Can you write out everything in the FireEye rating article from "FireEye expects first-quarter" down to "of $186.3 million.", word for word?
--- Text under study ---
Jack Andrews of D.A. Davidson reiterated his Buy rating on FireEye Inc FEYE despite the cybersecurity firm reporting a disappointing quarter on many fronts and issued a weak first-quarter guide for billings. Shares of FireEye fell to an all-time low on the recent weakness in fundamentals.
Disappointing Quarter
FireEye’s fourth-quarter billings came in at $222 million, missing Street's $240 million estimate, as large deals failed to close at the end of the quarter reflecting lack of sales leadership in international markets and lower sales capacity.
The company projects first-quarter revenue of $160 million -$166 million, lower than the consensus estimate of $176.6 million.
FireEye expects first-quarter billings, a closely watched indicator of future business, in the range of $130 million to $150 million, also well below the average estimate of $186.3 million.
Justification For Bullish Stance
However, Andrews pointed out to the distressed valuation, following 16 percent plus plunge in the shares following the results, and encouraging initial response for Helix platform as positives.
Since its introduction in November, more than 250 customers and prospects have now signed up for Helix.
“Given the nature of the product, we believe Helix positions FEYE well regarding the key theme in security in our view — vendor consolidation,” Andrews wrote in a note.
“While FEYE remains very much a transition story, for investors with a longer-term view who can tolerate volatility, we believe risk/reward is favorable at current levels,” Andrews added.
At last check, shares of FireEye dropped 16.35 percent to $10.85 after setting a new 52-week low of $10.60. Andrews has a price target of $18.
--- Input data ---
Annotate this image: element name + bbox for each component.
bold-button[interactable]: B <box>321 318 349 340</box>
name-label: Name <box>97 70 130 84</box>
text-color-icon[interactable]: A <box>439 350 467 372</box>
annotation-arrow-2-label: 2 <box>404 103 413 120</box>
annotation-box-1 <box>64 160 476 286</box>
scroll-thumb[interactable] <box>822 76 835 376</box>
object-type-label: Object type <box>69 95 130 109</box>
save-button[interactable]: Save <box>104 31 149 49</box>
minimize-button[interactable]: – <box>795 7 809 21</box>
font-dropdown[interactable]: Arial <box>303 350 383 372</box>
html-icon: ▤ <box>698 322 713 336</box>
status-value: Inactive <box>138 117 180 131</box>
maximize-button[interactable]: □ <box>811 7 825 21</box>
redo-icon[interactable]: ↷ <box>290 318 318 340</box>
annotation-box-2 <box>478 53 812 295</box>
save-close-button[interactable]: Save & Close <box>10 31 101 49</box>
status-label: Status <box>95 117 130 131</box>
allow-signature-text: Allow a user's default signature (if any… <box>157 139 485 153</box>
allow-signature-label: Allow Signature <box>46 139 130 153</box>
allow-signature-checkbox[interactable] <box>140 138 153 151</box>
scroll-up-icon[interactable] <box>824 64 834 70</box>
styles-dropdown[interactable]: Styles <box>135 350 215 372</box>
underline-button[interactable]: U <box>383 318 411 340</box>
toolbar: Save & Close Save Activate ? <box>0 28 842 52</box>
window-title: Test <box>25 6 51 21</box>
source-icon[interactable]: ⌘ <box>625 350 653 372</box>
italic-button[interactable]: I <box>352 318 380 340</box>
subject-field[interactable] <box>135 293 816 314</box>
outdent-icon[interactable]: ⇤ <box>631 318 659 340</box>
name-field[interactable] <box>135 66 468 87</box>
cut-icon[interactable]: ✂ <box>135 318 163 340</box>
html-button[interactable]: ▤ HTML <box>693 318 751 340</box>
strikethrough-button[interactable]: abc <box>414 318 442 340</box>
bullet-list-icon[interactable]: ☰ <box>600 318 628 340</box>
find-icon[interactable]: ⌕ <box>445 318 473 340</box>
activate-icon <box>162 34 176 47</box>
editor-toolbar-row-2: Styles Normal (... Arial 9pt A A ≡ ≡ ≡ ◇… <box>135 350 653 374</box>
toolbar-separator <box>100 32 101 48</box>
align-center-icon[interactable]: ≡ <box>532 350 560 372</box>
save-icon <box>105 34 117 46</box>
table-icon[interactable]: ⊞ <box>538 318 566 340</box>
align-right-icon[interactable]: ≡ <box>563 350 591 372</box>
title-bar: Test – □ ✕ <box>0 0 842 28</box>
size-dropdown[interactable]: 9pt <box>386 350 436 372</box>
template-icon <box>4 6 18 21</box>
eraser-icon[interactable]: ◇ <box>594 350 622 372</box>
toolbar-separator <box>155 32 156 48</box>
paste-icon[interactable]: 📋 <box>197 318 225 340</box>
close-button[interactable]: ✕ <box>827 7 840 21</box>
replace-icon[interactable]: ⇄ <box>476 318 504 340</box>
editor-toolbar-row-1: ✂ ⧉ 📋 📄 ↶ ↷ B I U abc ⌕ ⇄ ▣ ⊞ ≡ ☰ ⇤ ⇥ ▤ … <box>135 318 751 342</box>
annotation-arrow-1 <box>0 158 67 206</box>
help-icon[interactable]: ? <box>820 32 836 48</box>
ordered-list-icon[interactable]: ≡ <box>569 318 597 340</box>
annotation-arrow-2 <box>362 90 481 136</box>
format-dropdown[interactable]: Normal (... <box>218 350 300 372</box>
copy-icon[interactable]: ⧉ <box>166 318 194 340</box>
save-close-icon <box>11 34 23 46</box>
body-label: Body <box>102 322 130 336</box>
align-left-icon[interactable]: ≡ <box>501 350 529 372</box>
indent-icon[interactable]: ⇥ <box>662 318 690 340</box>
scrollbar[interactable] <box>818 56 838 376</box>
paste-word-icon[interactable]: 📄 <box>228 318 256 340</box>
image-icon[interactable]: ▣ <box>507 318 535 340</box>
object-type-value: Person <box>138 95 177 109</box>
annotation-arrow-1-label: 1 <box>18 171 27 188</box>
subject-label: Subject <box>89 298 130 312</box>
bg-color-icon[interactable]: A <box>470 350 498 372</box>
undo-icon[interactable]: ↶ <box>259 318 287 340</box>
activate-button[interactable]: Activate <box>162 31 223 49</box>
---
## Response area
FireEye expects first-quarter billings, a closely watched indicator of future business, in the range of $130 million to $150 million, also well below the average estimate of $186.3 million.